Return each entry exactly, with none missing.

[Stored records]

────────────────

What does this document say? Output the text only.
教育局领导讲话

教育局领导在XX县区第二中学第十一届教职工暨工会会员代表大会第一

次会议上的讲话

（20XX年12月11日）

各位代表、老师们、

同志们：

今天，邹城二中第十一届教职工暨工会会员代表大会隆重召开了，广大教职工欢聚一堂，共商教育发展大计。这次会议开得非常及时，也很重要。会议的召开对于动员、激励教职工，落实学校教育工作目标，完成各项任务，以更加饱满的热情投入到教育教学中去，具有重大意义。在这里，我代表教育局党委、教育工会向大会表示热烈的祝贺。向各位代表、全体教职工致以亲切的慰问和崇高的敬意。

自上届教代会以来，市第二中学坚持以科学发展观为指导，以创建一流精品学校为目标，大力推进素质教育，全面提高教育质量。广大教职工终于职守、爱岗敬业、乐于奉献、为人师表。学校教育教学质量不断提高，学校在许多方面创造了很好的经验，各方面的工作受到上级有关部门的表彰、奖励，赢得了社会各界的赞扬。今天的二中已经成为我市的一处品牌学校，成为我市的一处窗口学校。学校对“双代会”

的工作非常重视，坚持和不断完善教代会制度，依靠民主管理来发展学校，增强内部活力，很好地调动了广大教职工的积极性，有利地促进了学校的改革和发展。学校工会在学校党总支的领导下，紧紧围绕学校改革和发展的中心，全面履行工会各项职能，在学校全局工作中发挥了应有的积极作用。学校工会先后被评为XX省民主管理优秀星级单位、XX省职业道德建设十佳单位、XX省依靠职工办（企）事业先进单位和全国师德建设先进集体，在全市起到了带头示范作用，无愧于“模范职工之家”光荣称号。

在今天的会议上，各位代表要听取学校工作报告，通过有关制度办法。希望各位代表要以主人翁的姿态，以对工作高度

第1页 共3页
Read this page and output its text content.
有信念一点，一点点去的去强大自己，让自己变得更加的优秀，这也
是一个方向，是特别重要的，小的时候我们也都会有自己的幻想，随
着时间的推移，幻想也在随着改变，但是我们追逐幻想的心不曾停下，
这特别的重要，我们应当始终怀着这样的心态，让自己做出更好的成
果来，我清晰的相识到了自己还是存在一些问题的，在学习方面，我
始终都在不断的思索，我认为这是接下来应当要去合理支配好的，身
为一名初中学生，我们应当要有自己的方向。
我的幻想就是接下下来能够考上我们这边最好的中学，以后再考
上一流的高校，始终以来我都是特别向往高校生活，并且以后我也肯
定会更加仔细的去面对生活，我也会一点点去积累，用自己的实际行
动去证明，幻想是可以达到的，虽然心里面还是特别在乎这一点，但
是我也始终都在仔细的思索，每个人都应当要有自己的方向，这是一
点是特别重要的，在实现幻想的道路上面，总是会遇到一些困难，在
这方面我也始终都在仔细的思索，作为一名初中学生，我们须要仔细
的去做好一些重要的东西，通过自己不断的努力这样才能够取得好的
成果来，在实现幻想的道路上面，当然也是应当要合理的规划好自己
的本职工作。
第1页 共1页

────────────────

Written answer
What does this document say? Output the text only.
教育局领导讲话

教育局领导在XX县区第二中学第十一届教职工暨工会会员代表大会第一

次会议上的讲话

（20XX年12月11日）

各位代表、老师们、

同志们：

今天，邹城二中第十一届教职工暨工会会员代表大会隆重召开了，广大教职工欢聚一堂，共商教育发展大计。这次会议开得非常及时，也很重要。会议的召开对于动员、激励教职工，落实学校教育工作目标，完成各项任务，以更加饱满的热情投入到教育教学中去，具有重大意义。在这里，我代表教育局党委、教育工会向大会表示热烈的祝贺。向各位代表、全体教职工致以亲切的慰问和崇高的敬意。

自上届教代会以来，市第二中学坚持以科学发展观为指导，以创建一流精品学校为目标，大力推进素质教育，全面提高教育质量。广大教职工终于职守、爱岗敬业、乐于奉献、为人师表。学校教育教学质量不断提高，学校在许多方面创造了很好的经验，各方面的工作受到上级有关部门的表彰、奖励，赢得了社会各界的赞扬。今天的二中已经成为我市的一处品牌学校，成为我市的一处窗口学校。学校对“双代会”

的工作非常重视，坚持和不断完善教代会制度，依靠民主管理来发展学校，增强内部活力，很好地调动了广大教职工的积极性，有利地促进了学校的改革和发展。学校工会在学校党总支的领导下，紧紧围绕学校改革和发展的中心，全面履行工会各项职能，在学校全局工作中发挥了应有的积极作用。学校工会先后被评为XX省民主管理优秀星级单位、XX省职业道德建设十佳单位、XX省依靠职工办（企）事业先进单位和全国师德建设先进集体，在全市起到了带头示范作用，无愧于“模范职工之家”光荣称号。

在今天的会议上，各位代表要听取学校工作报告，通过有关制度办法。希望各位代表要以主人翁的姿态，以对工作高度

第1页 共3页
Read this page and output its text content.
有信念一点，一点点去的去强大自己，让自己变得更加的优秀，这也
是一个方向，是特别重要的，小的时候我们也都会有自己的幻想，随
着时间的推移，幻想也在随着改变，但是我们追逐幻想的心不曾停下，
这特别的重要，我们应当始终怀着这样的心态，让自己做出更好的成
果来，我清晰的相识到了自己还是存在一些问题的，在学习方面，我
始终都在不断的思索，我认为这是接下来应当要去合理支配好的，身
为一名初中学生，我们应当要有自己的方向。
我的幻想就是接下下来能够考上我们这边最好的中学，以后再考
上一流的高校，始终以来我都是特别向往高校生活，并且以后我也肯
定会更加仔细的去面对生活，我也会一点点去积累，用自己的实际行
动去证明，幻想是可以达到的，虽然心里面还是特别在乎这一点，但
是我也始终都在仔细的思索，每个人都应当要有自己的方向，这是一
点是特别重要的，在实现幻想的道路上面，总是会遇到一些困难，在
这方面我也始终都在仔细的思索，作为一名初中学生，我们须要仔细
的去做好一些重要的东西，通过自己不断的努力这样才能够取得好的
成果来，在实现幻想的道路上面，当然也是应当要合理的规划好自己
的本职工作。
第1页 共1页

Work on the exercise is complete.